**Given request**.
Report how many lines contain the word "Garder", with no other text.

**Records for processing**.
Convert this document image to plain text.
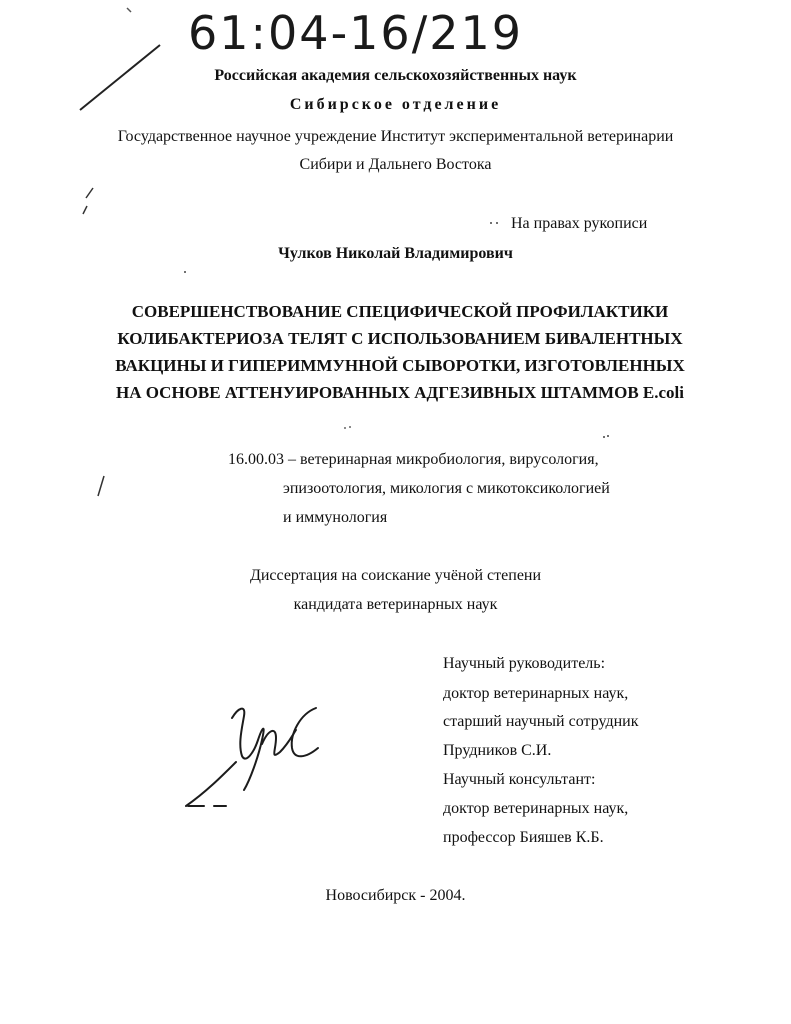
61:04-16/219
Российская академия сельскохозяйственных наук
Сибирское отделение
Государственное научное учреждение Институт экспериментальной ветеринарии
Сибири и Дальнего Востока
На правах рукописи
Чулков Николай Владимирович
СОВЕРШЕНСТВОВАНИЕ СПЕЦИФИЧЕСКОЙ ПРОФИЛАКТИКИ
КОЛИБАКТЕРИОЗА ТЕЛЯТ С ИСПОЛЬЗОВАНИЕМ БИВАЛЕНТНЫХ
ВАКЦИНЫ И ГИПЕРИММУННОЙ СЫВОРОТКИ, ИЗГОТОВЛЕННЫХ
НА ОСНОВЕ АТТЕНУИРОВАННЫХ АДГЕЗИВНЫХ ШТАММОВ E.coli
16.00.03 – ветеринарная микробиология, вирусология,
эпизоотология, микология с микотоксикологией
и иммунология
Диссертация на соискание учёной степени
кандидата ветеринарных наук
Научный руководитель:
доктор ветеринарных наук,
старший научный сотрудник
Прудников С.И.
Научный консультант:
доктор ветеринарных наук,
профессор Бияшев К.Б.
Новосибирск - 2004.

==

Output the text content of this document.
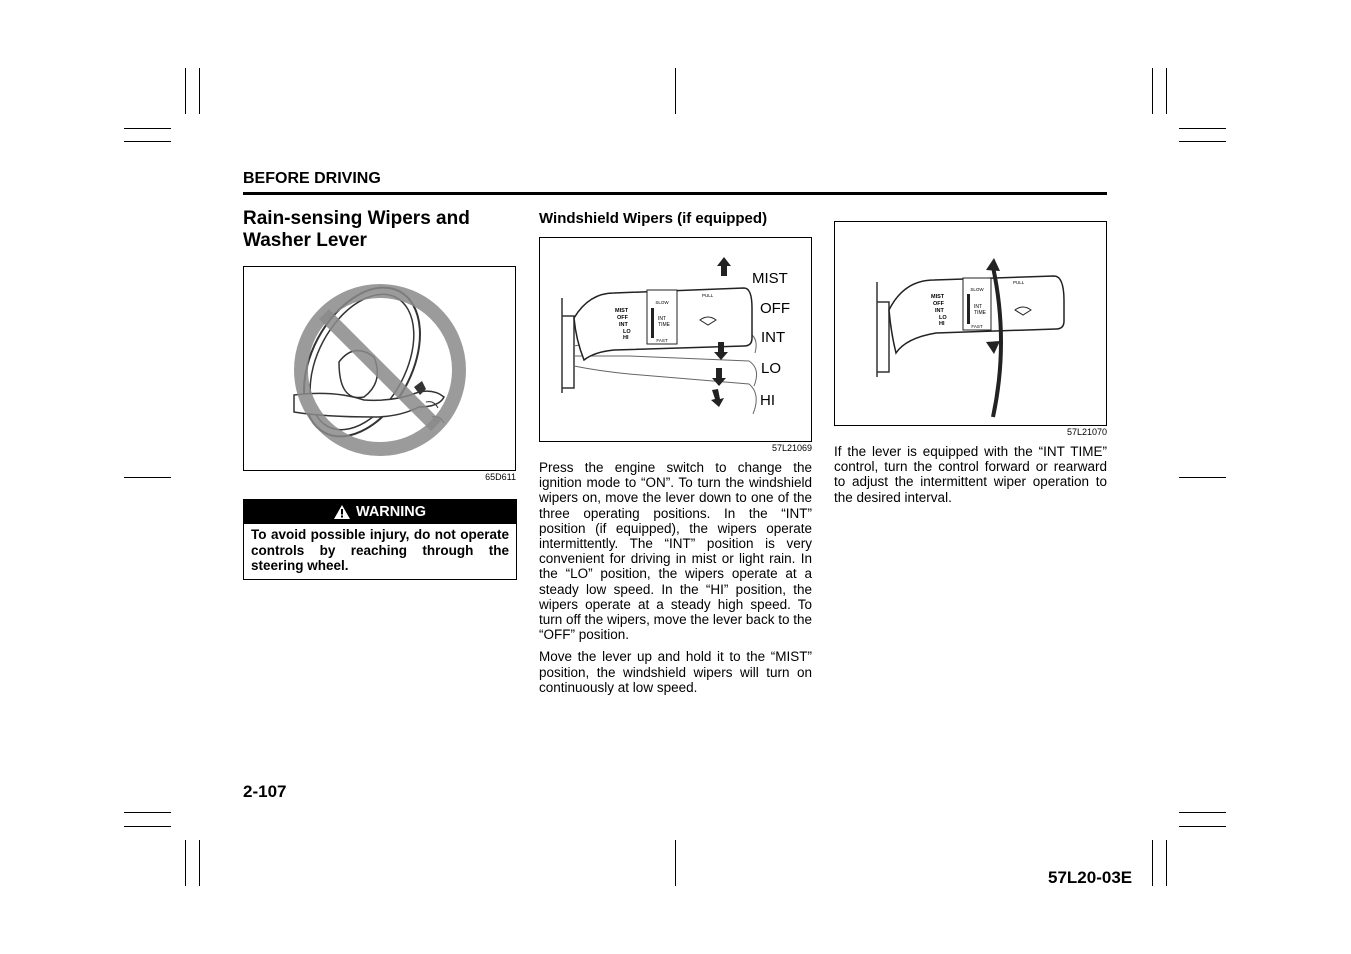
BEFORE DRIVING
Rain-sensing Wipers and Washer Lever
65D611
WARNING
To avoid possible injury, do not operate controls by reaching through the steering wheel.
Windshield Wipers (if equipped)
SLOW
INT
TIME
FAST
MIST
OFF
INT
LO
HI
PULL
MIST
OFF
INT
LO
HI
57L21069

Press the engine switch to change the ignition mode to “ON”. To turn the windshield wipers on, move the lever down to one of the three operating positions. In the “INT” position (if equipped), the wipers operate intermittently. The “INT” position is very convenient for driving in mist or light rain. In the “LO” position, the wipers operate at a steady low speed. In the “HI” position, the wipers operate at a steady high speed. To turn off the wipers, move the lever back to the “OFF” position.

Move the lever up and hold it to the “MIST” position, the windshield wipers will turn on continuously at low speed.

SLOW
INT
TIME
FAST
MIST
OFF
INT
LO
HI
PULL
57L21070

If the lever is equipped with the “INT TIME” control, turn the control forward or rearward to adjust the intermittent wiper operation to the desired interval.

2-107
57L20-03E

...

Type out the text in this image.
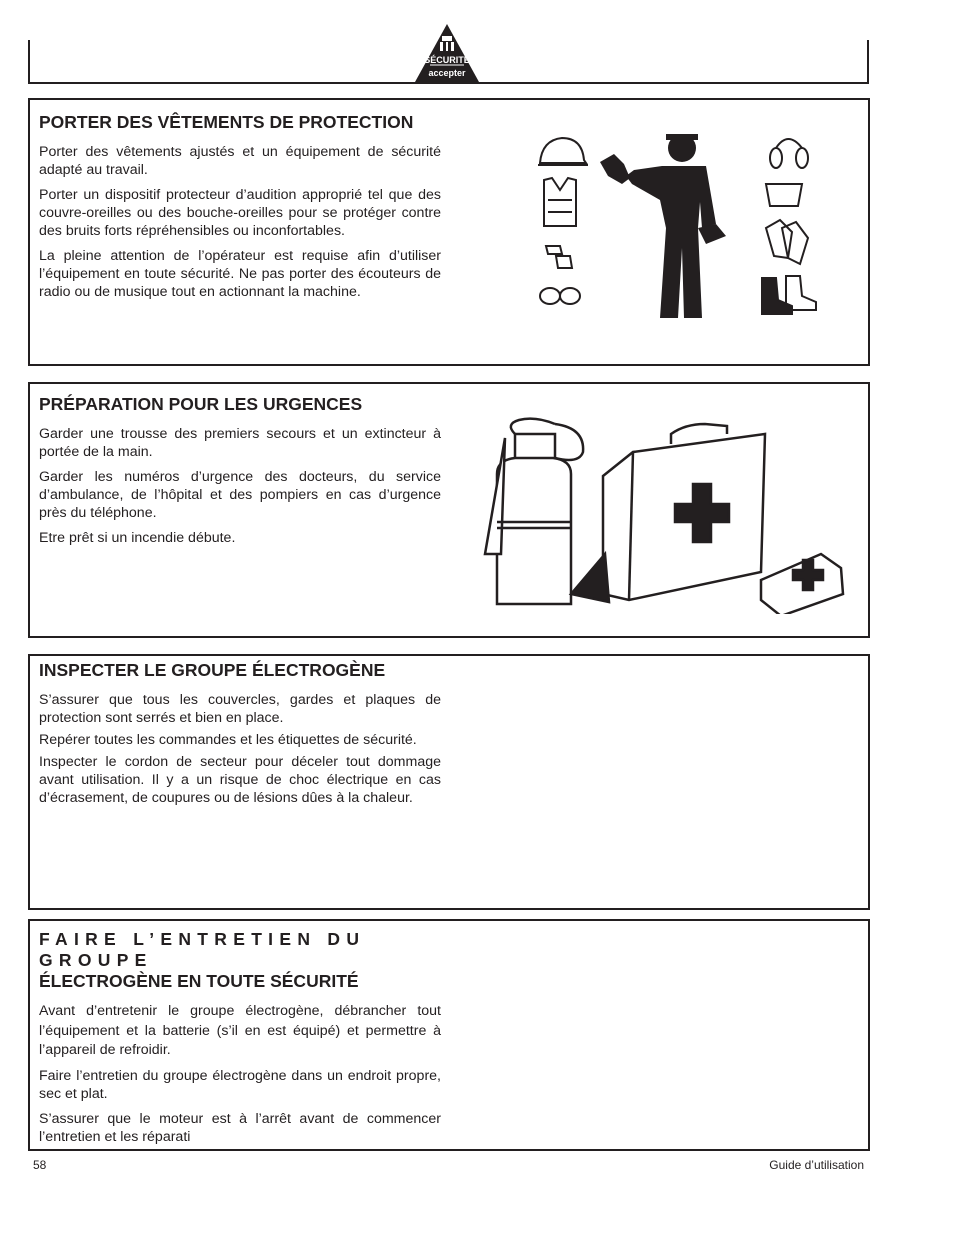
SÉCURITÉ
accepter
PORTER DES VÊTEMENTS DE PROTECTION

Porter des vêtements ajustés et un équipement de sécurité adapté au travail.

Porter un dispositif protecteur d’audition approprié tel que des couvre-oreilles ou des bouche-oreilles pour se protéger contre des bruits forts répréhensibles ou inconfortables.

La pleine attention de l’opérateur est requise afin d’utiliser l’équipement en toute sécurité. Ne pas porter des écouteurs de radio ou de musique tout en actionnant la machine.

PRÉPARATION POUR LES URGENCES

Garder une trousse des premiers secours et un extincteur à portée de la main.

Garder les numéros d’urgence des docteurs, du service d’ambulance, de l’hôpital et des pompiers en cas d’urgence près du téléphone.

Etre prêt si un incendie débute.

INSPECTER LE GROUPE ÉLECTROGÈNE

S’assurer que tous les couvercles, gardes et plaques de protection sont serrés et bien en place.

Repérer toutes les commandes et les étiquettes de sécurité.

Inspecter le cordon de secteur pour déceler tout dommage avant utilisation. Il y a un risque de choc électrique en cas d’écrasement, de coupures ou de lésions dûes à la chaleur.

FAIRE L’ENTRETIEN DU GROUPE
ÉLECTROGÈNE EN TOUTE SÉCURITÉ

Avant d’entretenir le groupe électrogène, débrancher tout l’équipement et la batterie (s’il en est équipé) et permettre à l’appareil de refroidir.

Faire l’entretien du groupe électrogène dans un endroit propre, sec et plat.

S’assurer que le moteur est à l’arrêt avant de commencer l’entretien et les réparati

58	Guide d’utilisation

**Solution for this exercise**.
2